■ **OBJECTIVE**: Carry the credit utilization article below forward, starting right after its last heading.

■ **GIVEN TEXT**:
+ + +

People usually focus on their credit score, interest rate, or credit limit when using credit cards. One of the factors of a credit card that they forget to take into account is their credit utilization, which affects their credit score. As professionals at SoFi point out, “about 30% of your credit score is determined by your credit card utilization rate”.
Since it’s crucial to understand how credit utilization works, we’ll cover what credit utilization is, how to calculate your ratio and what steps to take to lower your credit utilization.
What Is Credit Utilization?
Your credit card utilization rate is the relative difference between the limits on your credit cards and what you owe on them. For example, if you have a credit limit of $1,500 and owe $800, your utilization percentage is 53.33%. However, if you have three cards, each with a $1,500 credit limit, and you don’t use the other two but owe the same $800 balance on card 1, your overall credit utilization drops to 17.78%. Two credit scoring agencies, Vantage and FICO, use your credit utilization as a factor when determining your credit score; high utilization negatively impacts your score.
What Is A Good Utilization Ratio?
When you have a higher utilization ratio and often max out your credit limit, you’re at risk for credit companies to consider you a possible credit risk. While there’s no magic number, the general rule is to keep your credit utilization below 30%, as anything higher can decrease your credit score even if you pay your credit cards on time or before the due date. If you do find that you exceed the 30% utilization ratio after a purchase, it’s best to make a payment that will bring it below that level before your card’s due date, which is when your card reports your utilization to the credit bureaus.
How Is Credit Utilization Calculated?

+ + +

■ **SUPPLIED INFORMATION**:
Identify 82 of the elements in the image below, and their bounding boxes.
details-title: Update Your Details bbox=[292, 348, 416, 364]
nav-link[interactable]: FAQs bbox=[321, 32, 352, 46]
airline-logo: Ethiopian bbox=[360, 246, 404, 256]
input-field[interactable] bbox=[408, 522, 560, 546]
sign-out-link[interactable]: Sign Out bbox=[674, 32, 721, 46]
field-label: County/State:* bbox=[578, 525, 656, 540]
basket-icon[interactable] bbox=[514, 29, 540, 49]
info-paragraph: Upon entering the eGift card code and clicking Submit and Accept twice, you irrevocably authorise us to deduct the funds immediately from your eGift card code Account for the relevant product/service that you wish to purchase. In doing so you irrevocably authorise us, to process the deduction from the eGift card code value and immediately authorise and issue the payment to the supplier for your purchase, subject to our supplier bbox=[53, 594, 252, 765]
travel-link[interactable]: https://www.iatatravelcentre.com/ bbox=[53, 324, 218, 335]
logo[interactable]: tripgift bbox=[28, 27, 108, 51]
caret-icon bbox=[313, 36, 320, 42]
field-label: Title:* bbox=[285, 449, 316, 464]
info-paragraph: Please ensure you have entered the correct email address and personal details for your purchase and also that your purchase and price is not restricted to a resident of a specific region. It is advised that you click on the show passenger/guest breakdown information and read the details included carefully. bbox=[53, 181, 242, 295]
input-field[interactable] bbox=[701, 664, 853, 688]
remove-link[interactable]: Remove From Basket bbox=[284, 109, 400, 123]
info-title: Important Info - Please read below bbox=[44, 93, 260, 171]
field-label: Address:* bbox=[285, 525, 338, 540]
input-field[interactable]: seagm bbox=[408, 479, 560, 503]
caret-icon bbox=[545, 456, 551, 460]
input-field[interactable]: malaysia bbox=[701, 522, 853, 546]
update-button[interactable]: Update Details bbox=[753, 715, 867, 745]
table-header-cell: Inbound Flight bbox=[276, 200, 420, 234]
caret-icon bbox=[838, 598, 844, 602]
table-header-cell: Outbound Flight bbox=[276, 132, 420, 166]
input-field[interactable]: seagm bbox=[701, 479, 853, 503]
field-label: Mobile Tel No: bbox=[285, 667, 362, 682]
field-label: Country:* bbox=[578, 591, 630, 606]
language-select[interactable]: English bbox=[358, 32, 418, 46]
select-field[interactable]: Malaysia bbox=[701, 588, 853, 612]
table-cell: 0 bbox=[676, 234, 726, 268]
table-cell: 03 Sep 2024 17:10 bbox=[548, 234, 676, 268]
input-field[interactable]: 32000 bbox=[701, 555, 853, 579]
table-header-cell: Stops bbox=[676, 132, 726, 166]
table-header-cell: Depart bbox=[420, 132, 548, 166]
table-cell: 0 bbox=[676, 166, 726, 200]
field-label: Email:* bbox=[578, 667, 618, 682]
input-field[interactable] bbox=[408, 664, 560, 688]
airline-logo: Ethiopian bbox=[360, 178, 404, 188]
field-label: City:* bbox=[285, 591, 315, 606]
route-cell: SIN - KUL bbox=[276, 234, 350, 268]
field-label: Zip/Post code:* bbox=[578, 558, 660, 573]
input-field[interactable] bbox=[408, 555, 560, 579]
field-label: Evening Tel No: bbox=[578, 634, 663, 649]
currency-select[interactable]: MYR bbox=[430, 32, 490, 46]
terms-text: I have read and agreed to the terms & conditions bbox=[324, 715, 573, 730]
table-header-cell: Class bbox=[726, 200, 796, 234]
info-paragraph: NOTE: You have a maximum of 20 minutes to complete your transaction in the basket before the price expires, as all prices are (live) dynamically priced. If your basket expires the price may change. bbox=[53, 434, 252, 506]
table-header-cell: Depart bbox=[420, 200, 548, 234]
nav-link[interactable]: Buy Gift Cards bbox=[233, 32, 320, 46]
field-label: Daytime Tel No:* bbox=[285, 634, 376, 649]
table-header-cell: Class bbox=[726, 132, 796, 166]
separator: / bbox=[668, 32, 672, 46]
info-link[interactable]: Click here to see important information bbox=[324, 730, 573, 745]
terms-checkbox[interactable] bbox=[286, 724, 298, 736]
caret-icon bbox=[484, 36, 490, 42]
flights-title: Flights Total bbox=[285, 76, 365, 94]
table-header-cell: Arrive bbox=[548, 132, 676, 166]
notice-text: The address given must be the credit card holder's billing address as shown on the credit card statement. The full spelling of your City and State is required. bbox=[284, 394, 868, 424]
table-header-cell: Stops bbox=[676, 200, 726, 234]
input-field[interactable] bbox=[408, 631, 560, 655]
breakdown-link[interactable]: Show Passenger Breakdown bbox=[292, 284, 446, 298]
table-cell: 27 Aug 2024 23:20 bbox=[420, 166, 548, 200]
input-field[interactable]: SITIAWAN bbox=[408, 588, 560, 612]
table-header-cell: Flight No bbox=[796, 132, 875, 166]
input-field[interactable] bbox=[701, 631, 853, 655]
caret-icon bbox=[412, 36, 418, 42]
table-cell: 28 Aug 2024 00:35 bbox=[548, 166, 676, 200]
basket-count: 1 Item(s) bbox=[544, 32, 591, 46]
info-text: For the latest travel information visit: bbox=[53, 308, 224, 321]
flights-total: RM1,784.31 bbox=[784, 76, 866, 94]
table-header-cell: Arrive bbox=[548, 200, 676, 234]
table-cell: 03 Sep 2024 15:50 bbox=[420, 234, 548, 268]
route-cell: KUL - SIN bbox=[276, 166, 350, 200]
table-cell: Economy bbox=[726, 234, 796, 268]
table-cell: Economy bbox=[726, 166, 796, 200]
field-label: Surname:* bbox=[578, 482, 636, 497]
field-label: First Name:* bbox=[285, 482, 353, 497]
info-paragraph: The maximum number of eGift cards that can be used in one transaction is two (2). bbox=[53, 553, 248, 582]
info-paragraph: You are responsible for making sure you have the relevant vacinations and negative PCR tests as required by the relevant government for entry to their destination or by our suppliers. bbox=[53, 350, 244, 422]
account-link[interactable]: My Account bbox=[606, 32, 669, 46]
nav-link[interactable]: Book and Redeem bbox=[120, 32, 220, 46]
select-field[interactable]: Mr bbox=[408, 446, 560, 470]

+ + +

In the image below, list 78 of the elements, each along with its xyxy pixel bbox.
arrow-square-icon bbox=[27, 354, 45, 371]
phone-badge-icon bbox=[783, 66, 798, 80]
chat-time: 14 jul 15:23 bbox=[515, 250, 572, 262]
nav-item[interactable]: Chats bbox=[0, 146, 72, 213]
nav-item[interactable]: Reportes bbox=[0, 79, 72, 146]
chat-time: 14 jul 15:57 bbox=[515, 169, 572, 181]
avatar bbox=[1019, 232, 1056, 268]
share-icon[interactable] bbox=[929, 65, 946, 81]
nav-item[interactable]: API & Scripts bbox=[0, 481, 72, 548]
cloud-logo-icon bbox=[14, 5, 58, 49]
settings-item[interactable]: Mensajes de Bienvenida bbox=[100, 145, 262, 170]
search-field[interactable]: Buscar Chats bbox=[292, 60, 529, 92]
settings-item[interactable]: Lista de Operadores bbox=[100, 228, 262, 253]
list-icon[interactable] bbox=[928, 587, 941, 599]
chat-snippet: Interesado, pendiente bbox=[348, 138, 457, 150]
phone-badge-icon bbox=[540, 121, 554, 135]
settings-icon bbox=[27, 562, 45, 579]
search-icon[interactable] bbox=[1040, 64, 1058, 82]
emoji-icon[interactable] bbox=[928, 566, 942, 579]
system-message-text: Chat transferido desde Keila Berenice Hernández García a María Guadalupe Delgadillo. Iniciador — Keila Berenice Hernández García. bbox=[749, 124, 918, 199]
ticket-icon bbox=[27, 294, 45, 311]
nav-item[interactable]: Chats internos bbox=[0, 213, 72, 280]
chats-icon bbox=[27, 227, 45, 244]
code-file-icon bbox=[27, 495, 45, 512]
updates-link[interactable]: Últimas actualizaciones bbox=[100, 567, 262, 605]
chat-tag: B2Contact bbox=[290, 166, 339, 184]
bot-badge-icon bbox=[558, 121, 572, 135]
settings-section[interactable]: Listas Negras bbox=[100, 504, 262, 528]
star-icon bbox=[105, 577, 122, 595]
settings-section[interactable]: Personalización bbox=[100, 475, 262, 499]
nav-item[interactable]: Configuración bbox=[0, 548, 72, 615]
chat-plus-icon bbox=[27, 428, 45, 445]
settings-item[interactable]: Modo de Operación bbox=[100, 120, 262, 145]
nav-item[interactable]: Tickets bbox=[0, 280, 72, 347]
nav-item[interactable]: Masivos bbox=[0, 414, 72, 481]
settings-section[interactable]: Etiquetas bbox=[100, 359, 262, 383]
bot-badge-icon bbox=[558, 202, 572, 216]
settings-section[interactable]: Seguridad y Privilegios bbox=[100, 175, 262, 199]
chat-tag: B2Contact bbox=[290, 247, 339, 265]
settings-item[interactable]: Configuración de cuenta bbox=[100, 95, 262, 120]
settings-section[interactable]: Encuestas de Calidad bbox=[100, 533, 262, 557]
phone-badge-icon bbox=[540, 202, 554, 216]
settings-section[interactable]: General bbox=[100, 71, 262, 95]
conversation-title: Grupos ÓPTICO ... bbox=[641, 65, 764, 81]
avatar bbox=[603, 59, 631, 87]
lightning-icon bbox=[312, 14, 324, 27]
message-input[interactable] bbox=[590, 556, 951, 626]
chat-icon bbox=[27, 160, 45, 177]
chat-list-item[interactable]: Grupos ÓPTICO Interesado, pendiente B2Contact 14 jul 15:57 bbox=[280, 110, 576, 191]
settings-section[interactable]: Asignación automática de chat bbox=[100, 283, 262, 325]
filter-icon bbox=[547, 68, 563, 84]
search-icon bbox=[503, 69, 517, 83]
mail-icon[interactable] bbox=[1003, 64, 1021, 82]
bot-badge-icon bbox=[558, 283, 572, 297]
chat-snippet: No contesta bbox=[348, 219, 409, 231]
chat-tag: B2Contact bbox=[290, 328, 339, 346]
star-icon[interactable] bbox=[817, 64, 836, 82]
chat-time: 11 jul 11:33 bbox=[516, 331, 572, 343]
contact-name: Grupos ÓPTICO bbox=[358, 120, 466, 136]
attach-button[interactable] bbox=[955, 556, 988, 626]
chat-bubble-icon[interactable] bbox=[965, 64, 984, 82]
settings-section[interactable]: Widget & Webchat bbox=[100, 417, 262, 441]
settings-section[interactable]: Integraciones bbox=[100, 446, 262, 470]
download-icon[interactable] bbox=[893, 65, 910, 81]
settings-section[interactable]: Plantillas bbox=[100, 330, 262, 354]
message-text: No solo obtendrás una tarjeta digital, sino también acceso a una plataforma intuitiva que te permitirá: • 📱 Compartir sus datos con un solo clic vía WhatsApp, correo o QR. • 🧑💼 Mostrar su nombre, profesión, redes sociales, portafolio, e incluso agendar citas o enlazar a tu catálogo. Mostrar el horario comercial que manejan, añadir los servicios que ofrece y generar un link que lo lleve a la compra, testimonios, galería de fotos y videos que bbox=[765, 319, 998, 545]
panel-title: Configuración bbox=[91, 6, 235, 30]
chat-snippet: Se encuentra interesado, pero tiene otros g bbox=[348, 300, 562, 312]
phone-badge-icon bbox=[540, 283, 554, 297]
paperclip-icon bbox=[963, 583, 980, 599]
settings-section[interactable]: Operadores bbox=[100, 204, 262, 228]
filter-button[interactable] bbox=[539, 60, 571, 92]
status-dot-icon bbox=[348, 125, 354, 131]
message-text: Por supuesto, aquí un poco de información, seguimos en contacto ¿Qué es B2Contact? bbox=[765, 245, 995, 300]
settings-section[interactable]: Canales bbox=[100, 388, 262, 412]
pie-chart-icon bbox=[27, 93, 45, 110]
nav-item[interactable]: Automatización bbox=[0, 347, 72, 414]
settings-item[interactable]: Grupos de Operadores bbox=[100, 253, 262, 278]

+ + +

■ **RESPONSE TO THIS TASK**:
Credit utilization calculations are a two-step process. Not only does the utilization count for the cards themselves, but also for the total balance on all the cards you have divided by the sum of the credit limits. Let’s say you had four credit cards:
- Card one has a $5,000 limit with a $0 balance
- Card two has a $10,000 limit with a $5,000 balance
- Card three has a $2,500 limit with a $250 balance
- Card four has a $7,000 limit with a $1,500 balance
Card one would have a 0% utilization, card two would have 50%, card three has 10%, and card four has 21% utilization. However, the overall credit utilization that you would have is 27.5% for all four cards, which is under the 30% recommended utilization.
Steps to Lower Your Utilization
According to the FICO scoring model, your payment history makes up 35% of your credit score, while your credit utilization makes up another 30%. One way to reduce your utilization ratio is to ask for a higher credit limit. If that fails, you can apply for another card, but only if you can afford to pay back the money you spend on it. The best way to lower your utilization is to pay down your debt by paying more than your minimum payment.
Keeping track of your credit card utilization rate can be tricky, but not when you have SOFI on your side. If you’re ready for a different kind of credit card, sign up today! With a credit card from SOFI, you don’t have to worry about an annual fee eating into your savings, and you receive an incentive to make payments on time.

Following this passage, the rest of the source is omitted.